### To be done:
Find every line in the records below that holds the word "أشراط", and copy it out.

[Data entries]
☆ ☆ ☆
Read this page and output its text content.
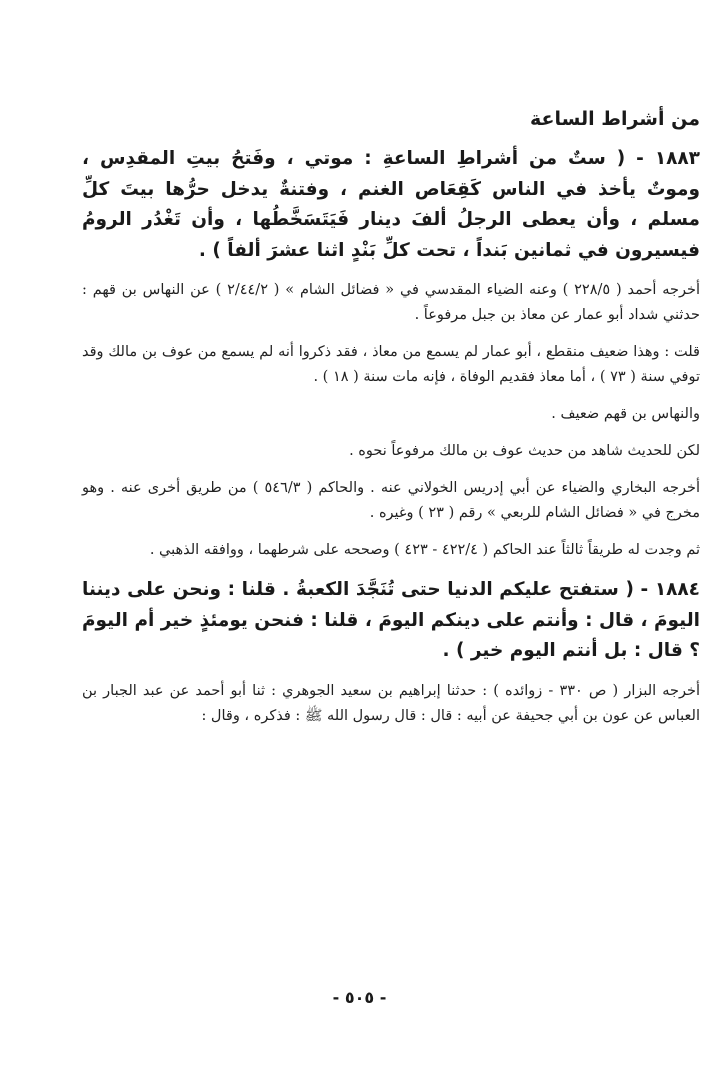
من أشراط الساعة

١٨٨٣ - ( ستٌ من أشراطِ الساعةِ : موتي ، وفَتحُ بيتِ المقدِس ، وموتٌ يأخذ في الناس كَقِعَاص الغنم ، وفتنةٌ يدخل حرُّها بيتَ كلِّ مسلم ، وأن يعطى الرجلُ ألفَ دينار فَيَتَسَخَّطُها ، وأن تَغْدُر الرومُ فيسيرون في ثمانين بَنداً ، تحت كلِّ بَنْدٍ اثنا عشرَ ألفاً ) .

أخرجه أحمد ( ٢٢٨/٥ ) وعنه الضياء المقدسي في « فضائل الشام » ( ٢/٤٤/٢ ) عن النهاس بن قهم : حدثني شداد أبو عمار عن معاذ بن جبل مرفوعاً .

قلت : وهذا ضعيف منقطع ، أبو عمار لم يسمع من معاذ ، فقد ذكروا أنه لم يسمع من عوف بن مالك وقد توفي سنة ( ٧٣ ) ، أما معاذ فقديم الوفاة ، فإنه مات سنة ( ١٨ ) .

والنهاس بن قهم ضعيف .

لكن للحديث شاهد من حديث عوف بن مالك مرفوعاً نحوه .

أخرجه البخاري والضياء عن أبي إدريس الخولاني عنه . والحاكم ( ٥٤٦/٣ ) من طريق أخرى عنه . وهو مخرج في « فضائل الشام للربعي » رقم ( ٢٣ ) وغيره .

ثم وجدت له طريقاً ثالثاً عند الحاكم ( ٤٢٢/٤ - ٤٢٣ ) وصححه على شرطهما ، ووافقه الذهبي .

١٨٨٤ - ( ستفتح عليكم الدنيا حتى تُنَجَّدَ الكعبةُ . قلنا : ونحن على ديننا اليومَ ، قال : وأنتم على دينكم اليومَ ، قلنا : فنحن يومئذٍ خير أم اليومَ ؟ قال : بل أنتم اليوم خير ) .

أخرجه البزار ( ص ٣٣٠ - زوائده ) : حدثنا إبراهيم بن سعيد الجوهري : ثنا أبو أحمد عن عبد الجبار بن العباس عن عون بن أبي جحيفة عن أبيه : قال : قال رسول الله ﷺ : فذكره ، وقال :

- ٥٠٥ -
☆ ☆ ☆
### Response to this exercise:
من أشراط الساعة
١٨٨٣ - ( ستٌ من أشراطِ الساعةِ : موتي ، وفَتحُ بيتِ المقدِس ، وموتٌ يأخذ في الناس كَقِعَاص الغنم ، وفتنةٌ يدخل حرُّها بيتَ كلِّ مسلم ، وأن يعطى الرجلُ ألفَ دينار فَيَتَسَخَّطُها ، وأن تَغْدُر الرومُ فيسيرون في ثمانين بَنداً ، تحت كلِّ بَنْدٍ اثنا عشرَ ألفاً ) .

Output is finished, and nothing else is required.